(Collection entries)
---

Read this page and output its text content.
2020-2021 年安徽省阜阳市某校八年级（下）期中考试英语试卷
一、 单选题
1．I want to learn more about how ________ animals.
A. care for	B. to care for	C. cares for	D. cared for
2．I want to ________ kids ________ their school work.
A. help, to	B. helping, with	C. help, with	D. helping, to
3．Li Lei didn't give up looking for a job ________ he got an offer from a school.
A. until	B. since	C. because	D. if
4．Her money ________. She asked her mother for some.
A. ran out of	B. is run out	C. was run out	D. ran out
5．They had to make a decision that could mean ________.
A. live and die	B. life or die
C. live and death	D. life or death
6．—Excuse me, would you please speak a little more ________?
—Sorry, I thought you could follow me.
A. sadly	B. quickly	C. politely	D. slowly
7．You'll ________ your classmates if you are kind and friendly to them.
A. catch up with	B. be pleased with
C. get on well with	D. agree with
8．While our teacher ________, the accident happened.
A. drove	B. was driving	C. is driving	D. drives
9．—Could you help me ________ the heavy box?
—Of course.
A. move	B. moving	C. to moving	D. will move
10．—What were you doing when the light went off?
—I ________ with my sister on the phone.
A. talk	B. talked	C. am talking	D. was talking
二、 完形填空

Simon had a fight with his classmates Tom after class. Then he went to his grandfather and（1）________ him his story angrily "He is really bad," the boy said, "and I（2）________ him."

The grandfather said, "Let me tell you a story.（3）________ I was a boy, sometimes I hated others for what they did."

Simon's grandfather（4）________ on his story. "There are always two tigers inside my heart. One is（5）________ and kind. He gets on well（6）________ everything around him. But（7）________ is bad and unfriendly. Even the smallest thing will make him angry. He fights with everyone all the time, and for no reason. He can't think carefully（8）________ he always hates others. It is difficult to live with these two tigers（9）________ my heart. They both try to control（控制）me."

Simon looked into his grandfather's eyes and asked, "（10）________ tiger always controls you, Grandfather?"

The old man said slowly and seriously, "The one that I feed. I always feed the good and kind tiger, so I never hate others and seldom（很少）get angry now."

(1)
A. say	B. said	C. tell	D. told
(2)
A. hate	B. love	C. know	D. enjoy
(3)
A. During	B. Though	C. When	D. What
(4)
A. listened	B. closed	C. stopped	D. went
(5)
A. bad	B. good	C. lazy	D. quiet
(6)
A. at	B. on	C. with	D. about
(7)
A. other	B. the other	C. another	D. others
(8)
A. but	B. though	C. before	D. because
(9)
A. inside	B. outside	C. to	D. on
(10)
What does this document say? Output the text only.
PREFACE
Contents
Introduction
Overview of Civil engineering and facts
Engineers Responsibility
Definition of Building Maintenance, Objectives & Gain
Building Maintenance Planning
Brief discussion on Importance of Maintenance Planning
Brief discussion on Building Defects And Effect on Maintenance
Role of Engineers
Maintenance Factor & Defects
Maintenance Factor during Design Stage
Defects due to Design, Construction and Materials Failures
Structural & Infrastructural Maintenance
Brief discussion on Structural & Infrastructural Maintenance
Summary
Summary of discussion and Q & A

---

DIRECTION:
Copy out the full listing exactly.

IN RESPONSE:
Read this page and output its text content.
2020-2021 年安徽省阜阳市某校八年级（下）期中考试英语试卷
一、 单选题
1．I want to learn more about how ________ animals.
A. care for	B. to care for	C. cares for	D. cared for
2．I want to ________ kids ________ their school work.
A. help, to	B. helping, with	C. help, with	D. helping, to
3．Li Lei didn't give up looking for a job ________ he got an offer from a school.
A. until	B. since	C. because	D. if
4．Her money ________. She asked her mother for some.
A. ran out of	B. is run out	C. was run out	D. ran out
5．They had to make a decision that could mean ________.
A. live and die	B. life or die
C. live and death	D. life or death
6．—Excuse me, would you please speak a little more ________?
—Sorry, I thought you could follow me.
A. sadly	B. quickly	C. politely	D. slowly
7．You'll ________ your classmates if you are kind and friendly to them.
A. catch up with	B. be pleased with
C. get on well with	D. agree with
8．While our teacher ________, the accident happened.
A. drove	B. was driving	C. is driving	D. drives
9．—Could you help me ________ the heavy box?
—Of course.
A. move	B. moving	C. to moving	D. will move
10．—What were you doing when the light went off?
—I ________ with my sister on the phone.
A. talk	B. talked	C. am talking	D. was talking
二、 完形填空

Simon had a fight with his classmates Tom after class. Then he went to his grandfather and（1）________ him his story angrily "He is really bad," the boy said, "and I（2）________ him."

The grandfather said, "Let me tell you a story.（3）________ I was a boy, sometimes I hated others for what they did."

Simon's grandfather（4）________ on his story. "There are always two tigers inside my heart. One is（5）________ and kind. He gets on well（6）________ everything around him. But（7）________ is bad and unfriendly. Even the smallest thing will make him angry. He fights with everyone all the time, and for no reason. He can't think carefully（8）________ he always hates others. It is difficult to live with these two tigers（9）________ my heart. They both try to control（控制）me."

Simon looked into his grandfather's eyes and asked, "（10）________ tiger always controls you, Grandfather?"

The old man said slowly and seriously, "The one that I feed. I always feed the good and kind tiger, so I never hate others and seldom（很少）get angry now."

(1)
A. say	B. said	C. tell	D. told
(2)
A. hate	B. love	C. know	D. enjoy
(3)
A. During	B. Though	C. When	D. What
(4)
A. listened	B. closed	C. stopped	D. went
(5)
A. bad	B. good	C. lazy	D. quiet
(6)
A. at	B. on	C. with	D. about
(7)
A. other	B. the other	C. another	D. others
(8)
A. but	B. though	C. before	D. because
(9)
A. inside	B. outside	C. to	D. on
(10)
What does this document say? Output the text only.
PREFACE
Contents
Introduction
Overview of Civil engineering and facts
Engineers Responsibility
Definition of Building Maintenance, Objectives & Gain
Building Maintenance Planning
Brief discussion on Importance of Maintenance Planning
Brief discussion on Building Defects And Effect on Maintenance
Role of Engineers
Maintenance Factor & Defects
Maintenance Factor during Design Stage
Defects due to Design, Construction and Materials Failures
Structural & Infrastructural Maintenance
Brief discussion on Structural & Infrastructural Maintenance
Summary
Summary of discussion and Q & A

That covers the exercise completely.